# [Do this]
Count every line that holds the string "document", and report the number alone.

______

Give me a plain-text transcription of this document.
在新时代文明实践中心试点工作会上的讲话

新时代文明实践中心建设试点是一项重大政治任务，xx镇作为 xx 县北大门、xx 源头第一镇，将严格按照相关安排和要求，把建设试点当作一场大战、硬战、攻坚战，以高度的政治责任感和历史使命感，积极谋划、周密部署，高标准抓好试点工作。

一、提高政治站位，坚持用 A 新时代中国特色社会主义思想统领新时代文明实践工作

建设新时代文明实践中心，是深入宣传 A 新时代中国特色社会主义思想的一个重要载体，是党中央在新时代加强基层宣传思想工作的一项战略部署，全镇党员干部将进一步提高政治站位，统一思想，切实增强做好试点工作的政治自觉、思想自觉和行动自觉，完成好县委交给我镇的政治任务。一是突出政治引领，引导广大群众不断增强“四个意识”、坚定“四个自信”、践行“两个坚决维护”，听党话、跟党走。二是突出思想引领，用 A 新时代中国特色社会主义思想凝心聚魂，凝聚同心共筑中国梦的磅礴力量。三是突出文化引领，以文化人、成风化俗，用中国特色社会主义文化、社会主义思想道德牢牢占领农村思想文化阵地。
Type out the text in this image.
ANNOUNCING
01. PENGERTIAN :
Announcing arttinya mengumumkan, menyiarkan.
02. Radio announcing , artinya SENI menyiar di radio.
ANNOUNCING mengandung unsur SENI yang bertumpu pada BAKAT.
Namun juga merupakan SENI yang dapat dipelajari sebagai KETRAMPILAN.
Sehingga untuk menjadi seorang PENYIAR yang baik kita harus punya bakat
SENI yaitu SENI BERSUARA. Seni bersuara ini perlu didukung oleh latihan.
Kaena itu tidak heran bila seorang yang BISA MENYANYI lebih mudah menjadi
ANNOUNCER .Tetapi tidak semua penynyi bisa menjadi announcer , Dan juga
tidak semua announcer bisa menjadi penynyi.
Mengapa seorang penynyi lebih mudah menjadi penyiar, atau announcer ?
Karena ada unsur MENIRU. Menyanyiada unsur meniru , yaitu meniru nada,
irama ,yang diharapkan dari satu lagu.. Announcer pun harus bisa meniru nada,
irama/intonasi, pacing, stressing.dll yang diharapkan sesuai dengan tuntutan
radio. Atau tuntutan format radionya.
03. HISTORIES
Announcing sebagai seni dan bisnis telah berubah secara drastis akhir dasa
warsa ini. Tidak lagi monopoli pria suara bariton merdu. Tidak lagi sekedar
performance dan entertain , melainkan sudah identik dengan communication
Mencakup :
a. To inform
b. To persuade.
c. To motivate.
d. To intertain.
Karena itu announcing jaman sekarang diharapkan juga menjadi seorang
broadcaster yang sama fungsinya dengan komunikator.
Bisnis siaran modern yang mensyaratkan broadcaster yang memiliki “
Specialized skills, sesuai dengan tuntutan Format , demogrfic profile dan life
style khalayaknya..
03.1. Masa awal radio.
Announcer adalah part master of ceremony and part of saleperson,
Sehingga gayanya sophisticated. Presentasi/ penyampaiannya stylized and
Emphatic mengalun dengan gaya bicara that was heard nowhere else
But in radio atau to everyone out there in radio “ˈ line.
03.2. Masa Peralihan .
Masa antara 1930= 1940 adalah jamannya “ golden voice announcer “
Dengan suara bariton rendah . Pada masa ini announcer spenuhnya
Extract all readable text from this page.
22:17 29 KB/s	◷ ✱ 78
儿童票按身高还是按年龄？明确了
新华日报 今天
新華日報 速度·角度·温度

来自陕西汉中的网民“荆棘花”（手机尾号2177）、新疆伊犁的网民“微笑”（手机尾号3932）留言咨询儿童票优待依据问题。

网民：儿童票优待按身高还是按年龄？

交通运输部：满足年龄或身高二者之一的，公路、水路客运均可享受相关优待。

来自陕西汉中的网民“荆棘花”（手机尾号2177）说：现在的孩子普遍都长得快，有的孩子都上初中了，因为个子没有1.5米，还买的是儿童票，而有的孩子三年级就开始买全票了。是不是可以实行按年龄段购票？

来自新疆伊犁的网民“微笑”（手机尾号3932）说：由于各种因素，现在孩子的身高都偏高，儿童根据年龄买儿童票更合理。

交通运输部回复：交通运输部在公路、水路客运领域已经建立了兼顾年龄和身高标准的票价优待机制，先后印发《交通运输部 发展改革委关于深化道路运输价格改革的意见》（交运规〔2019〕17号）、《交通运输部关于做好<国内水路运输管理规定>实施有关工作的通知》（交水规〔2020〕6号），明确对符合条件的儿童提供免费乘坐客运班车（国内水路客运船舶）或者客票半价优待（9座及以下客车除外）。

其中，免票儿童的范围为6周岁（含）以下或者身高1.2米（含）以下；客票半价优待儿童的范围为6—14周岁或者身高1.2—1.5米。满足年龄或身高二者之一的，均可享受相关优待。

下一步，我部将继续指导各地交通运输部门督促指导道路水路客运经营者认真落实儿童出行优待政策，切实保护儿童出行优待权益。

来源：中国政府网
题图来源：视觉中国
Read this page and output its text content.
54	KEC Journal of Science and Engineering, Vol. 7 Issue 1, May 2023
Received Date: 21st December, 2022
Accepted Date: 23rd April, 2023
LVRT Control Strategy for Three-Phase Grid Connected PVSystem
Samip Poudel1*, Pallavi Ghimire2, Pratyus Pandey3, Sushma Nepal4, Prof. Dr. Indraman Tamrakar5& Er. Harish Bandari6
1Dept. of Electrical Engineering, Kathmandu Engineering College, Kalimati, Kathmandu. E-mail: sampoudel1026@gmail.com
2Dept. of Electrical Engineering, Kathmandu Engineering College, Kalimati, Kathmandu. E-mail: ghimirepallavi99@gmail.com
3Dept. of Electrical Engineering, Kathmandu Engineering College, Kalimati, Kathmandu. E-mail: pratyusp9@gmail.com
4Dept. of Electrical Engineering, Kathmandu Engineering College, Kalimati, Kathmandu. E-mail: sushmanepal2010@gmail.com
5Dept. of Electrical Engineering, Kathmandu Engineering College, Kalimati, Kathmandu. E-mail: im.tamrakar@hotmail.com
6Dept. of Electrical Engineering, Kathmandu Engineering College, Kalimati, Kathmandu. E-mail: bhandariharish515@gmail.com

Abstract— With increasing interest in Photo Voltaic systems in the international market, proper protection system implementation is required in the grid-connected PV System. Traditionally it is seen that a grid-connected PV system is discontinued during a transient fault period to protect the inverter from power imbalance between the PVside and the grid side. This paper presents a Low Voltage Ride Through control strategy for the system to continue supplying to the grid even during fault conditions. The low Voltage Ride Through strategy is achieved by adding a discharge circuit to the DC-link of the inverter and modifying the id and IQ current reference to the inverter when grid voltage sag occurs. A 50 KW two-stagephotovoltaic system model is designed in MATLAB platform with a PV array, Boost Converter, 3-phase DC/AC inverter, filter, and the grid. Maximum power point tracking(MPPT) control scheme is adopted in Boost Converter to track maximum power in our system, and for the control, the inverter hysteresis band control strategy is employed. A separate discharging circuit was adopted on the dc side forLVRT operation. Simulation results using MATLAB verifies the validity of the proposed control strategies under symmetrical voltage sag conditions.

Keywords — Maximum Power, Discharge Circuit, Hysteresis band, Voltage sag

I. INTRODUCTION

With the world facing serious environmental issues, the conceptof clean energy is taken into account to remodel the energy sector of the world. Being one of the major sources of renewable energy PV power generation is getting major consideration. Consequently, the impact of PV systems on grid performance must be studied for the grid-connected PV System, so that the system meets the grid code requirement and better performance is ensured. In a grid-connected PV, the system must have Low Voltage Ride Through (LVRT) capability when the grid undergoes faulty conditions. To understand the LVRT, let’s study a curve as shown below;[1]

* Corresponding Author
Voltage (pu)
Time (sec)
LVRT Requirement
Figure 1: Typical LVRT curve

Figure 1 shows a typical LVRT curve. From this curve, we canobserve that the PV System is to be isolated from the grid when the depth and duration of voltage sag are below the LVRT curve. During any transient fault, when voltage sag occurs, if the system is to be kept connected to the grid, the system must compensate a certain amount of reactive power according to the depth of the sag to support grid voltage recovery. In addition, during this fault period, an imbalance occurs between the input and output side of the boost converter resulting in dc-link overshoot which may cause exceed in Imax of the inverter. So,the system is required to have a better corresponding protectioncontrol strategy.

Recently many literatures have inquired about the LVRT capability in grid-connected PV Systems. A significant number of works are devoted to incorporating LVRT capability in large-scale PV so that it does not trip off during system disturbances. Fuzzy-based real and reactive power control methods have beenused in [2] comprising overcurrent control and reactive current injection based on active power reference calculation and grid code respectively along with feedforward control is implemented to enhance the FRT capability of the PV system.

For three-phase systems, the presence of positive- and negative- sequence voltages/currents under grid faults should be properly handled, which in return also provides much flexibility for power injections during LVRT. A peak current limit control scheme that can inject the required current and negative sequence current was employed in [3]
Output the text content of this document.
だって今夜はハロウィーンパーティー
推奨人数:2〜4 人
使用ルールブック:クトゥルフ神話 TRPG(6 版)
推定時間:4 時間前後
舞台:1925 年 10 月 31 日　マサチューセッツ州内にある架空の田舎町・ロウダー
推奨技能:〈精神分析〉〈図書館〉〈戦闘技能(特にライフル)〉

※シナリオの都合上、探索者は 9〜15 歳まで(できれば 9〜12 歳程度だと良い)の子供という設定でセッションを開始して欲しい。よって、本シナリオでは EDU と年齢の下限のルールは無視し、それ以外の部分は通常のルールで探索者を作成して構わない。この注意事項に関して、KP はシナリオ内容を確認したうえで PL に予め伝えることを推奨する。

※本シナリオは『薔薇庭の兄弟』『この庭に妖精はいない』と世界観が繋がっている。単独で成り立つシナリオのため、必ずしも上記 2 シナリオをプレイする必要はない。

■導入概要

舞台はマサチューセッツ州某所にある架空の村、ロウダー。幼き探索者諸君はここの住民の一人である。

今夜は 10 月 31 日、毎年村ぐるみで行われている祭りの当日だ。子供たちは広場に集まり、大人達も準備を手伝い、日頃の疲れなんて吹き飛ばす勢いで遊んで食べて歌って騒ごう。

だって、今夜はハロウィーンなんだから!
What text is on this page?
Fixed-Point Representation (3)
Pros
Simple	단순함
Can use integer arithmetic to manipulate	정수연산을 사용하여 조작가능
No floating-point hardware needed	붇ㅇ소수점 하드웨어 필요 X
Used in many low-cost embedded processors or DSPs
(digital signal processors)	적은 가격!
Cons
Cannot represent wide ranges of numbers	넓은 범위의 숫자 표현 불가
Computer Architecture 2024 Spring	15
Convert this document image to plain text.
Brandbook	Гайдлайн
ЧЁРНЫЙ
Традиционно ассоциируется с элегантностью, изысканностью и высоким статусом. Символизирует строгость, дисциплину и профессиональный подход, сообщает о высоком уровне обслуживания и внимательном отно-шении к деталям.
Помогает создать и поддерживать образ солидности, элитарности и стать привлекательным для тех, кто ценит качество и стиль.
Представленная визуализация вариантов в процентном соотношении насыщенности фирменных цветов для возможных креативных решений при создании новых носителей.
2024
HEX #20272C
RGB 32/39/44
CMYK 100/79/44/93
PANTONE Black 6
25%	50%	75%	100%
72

______

# [Exercise response]
3